■ Exercise aim:
Omit all pictures. Copy the rest of the material exactly.

-- -- --

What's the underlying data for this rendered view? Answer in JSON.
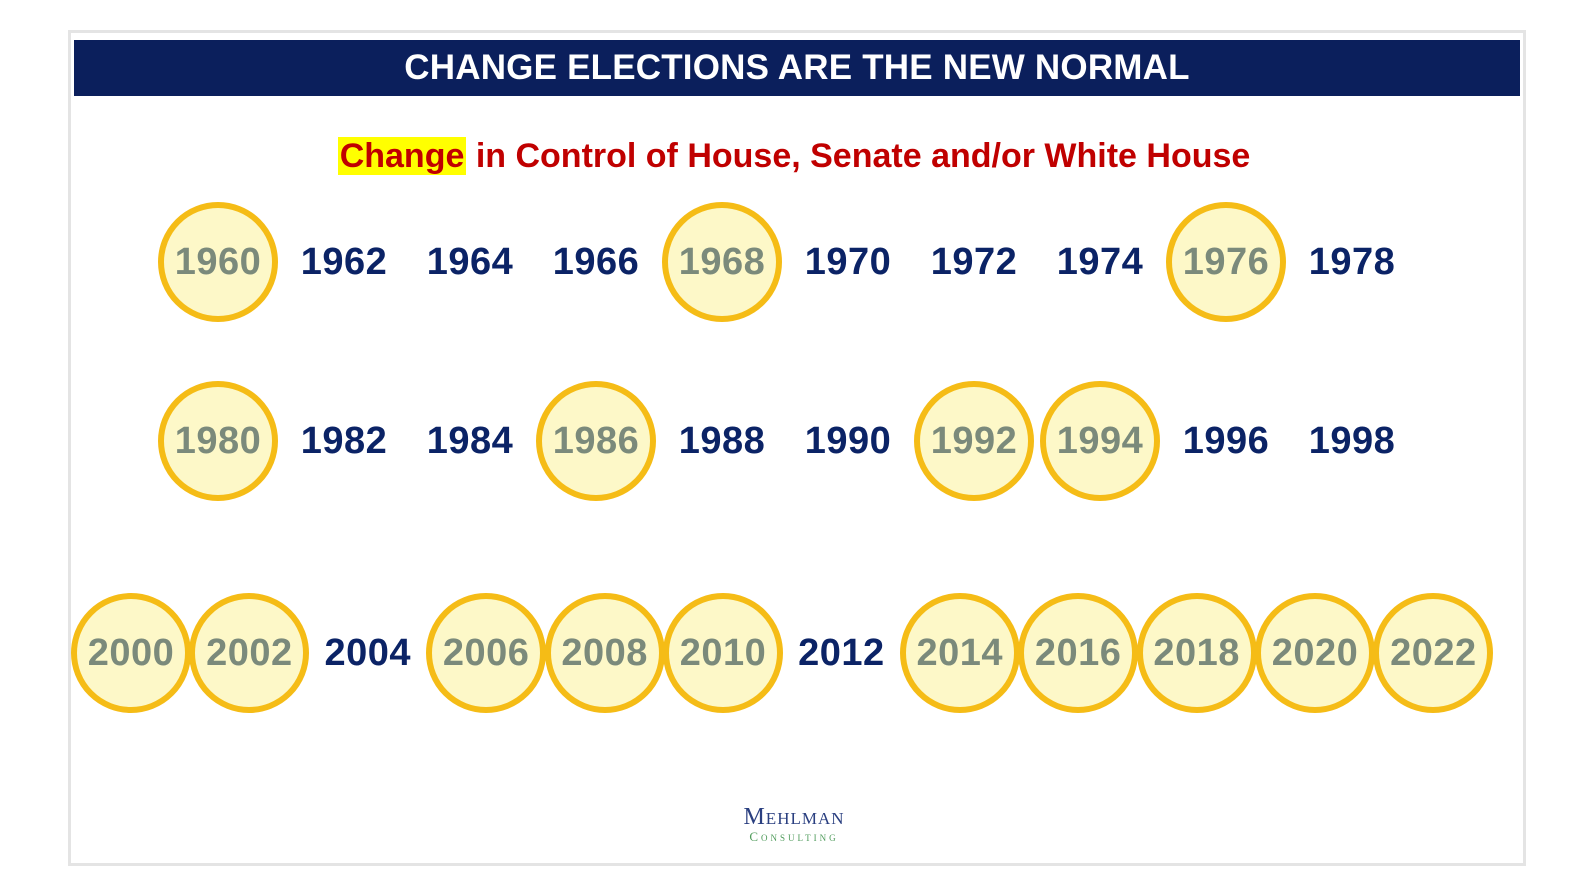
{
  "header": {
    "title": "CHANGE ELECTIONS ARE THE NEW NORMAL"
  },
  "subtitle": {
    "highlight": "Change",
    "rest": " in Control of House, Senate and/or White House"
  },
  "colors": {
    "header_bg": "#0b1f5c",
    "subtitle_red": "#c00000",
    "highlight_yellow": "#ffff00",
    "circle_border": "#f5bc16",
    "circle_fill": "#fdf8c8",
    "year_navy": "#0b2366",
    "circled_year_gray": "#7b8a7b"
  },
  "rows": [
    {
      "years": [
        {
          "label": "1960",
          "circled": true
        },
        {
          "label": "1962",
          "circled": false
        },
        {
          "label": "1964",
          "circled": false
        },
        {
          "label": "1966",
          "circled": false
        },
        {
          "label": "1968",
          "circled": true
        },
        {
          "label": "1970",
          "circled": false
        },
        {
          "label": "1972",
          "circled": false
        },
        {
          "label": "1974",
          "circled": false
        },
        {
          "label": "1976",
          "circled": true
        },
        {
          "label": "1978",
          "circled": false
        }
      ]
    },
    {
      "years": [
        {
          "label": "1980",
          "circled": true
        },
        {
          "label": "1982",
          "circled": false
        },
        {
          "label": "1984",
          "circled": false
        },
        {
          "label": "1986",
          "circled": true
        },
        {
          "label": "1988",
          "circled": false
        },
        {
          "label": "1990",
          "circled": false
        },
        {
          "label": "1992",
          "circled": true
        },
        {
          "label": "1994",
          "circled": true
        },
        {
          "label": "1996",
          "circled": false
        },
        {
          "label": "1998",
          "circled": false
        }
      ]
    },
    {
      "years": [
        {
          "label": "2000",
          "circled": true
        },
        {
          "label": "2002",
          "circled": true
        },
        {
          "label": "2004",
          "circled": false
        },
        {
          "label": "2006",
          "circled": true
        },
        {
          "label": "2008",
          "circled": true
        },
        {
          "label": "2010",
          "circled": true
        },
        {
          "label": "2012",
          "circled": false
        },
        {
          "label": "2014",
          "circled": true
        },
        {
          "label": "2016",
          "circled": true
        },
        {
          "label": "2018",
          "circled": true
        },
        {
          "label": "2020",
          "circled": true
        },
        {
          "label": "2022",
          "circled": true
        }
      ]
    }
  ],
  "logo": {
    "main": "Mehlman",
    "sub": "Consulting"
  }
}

-- -- --

■ Exercise result:
What's the underlying data for this rendered view? Answer in JSON.
{
  "header": {
    "title": "CHANGE ELECTIONS ARE THE NEW NORMAL"
  },
  "subtitle": {
    "highlight": "Change",
    "rest": " in Control of House, Senate and/or White House"
  },
  "colors": {
    "header_bg": "#0b1f5c",
    "subtitle_red": "#c00000",
    "highlight_yellow": "#ffff00",
    "circle_border": "#f5bc16",
    "circle_fill": "#fdf8c8",
    "year_navy": "#0b2366",
    "circled_year_gray": "#7b8a7b"
  },
  "rows": [
    {
      "years": [
        {
          "label": "1960",
          "circled": true
        },
        {
          "label": "1962",
          "circled": false
        },
        {
          "label": "1964",
          "circled": false
        },
        {
          "label": "1966",
          "circled": false
        },
        {
          "label": "1968",
          "circled": true
        },
        {
          "label": "1970",
          "circled": false
        },
        {
          "label": "1972",
          "circled": false
        },
        {
          "label": "1974",
          "circled": false
        },
        {
          "label": "1976",
          "circled": true
        },
        {
          "label": "1978",
          "circled": false
        }
      ]
    },
    {
      "years": [
        {
          "label": "1980",
          "circled": true
        },
        {
          "label": "1982",
          "circled": false
        },
        {
          "label": "1984",
          "circled": false
        },
        {
          "label": "1986",
          "circled": true
        },
        {
          "label": "1988",
          "circled": false
        },
        {
          "label": "1990",
          "circled": false
        },
        {
          "label": "1992",
          "circled": true
        },
        {
          "label": "1994",
          "circled": true
        },
        {
          "label": "1996",
          "circled": false
        },
        {
          "label": "1998",
          "circled": false
        }
      ]
    },
    {
      "years": [
        {
          "label": "2000",
          "circled": true
        },
        {
          "label": "2002",
          "circled": true
        },
        {
          "label": "2004",
          "circled": false
        },
        {
          "label": "2006",
          "circled": true
        },
        {
          "label": "2008",
          "circled": true
        },
        {
          "label": "2010",
          "circled": true
        },
        {
          "label": "2012",
          "circled": false
        },
        {
          "label": "2014",
          "circled": true
        },
        {
          "label": "2016",
          "circled": true
        },
        {
          "label": "2018",
          "circled": true
        },
        {
          "label": "2020",
          "circled": true
        },
        {
          "label": "2022",
          "circled": true
        }
      ]
    }
  ],
  "logo": {
    "main": "Mehlman",
    "sub": "Consulting"
  }
}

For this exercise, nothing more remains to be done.